>> Begin Items

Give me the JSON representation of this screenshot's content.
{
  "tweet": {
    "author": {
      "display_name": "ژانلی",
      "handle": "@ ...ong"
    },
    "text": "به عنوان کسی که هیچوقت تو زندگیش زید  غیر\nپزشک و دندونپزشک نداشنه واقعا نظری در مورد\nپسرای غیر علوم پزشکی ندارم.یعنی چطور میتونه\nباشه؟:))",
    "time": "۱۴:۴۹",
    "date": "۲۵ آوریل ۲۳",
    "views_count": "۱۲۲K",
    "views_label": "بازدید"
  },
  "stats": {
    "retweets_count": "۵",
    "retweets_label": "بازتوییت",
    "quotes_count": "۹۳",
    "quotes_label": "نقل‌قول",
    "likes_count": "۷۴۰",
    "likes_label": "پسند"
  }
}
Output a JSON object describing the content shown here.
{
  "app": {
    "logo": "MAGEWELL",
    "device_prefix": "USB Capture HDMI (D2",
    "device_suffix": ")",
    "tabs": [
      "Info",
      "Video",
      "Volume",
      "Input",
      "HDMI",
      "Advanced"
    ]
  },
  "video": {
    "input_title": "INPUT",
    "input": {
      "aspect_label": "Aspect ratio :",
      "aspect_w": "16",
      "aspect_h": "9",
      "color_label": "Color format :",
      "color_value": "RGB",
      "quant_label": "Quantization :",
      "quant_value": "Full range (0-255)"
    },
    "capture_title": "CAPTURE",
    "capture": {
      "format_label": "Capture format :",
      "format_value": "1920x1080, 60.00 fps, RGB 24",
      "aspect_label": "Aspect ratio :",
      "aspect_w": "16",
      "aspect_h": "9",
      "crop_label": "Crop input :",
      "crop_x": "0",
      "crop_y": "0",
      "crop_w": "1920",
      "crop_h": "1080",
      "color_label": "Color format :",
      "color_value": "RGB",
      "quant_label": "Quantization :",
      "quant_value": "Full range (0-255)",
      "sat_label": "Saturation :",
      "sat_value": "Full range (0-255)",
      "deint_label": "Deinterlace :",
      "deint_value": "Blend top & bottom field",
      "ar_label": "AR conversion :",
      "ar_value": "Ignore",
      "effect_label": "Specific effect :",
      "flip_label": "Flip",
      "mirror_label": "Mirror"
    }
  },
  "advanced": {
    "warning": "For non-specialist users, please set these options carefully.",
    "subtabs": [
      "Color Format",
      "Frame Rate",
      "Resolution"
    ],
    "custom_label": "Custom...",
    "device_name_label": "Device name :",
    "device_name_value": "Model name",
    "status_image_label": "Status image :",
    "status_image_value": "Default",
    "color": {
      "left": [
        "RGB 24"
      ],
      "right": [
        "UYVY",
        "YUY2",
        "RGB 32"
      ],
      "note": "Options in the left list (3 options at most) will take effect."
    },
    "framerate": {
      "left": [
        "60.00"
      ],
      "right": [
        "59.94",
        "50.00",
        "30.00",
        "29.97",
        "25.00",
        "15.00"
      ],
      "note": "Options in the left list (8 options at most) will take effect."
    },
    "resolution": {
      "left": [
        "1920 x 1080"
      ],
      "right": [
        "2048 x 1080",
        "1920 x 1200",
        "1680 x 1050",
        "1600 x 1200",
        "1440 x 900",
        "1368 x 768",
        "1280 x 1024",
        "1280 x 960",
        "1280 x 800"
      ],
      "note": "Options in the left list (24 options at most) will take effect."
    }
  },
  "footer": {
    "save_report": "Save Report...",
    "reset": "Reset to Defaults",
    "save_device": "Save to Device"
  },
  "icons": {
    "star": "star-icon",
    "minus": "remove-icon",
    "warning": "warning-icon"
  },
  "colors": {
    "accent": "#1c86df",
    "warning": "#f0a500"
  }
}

>> End Items

» **Required task**
Show, from the material above, each line that includes the string "most".

» **Result of the exercise**
      "note": "Options in the left list (3 options at most) will take effect."
      "note": "Options in the left list (8 options at most) will take effect."
      "note": "Options in the left list (24 options at most) will take effect."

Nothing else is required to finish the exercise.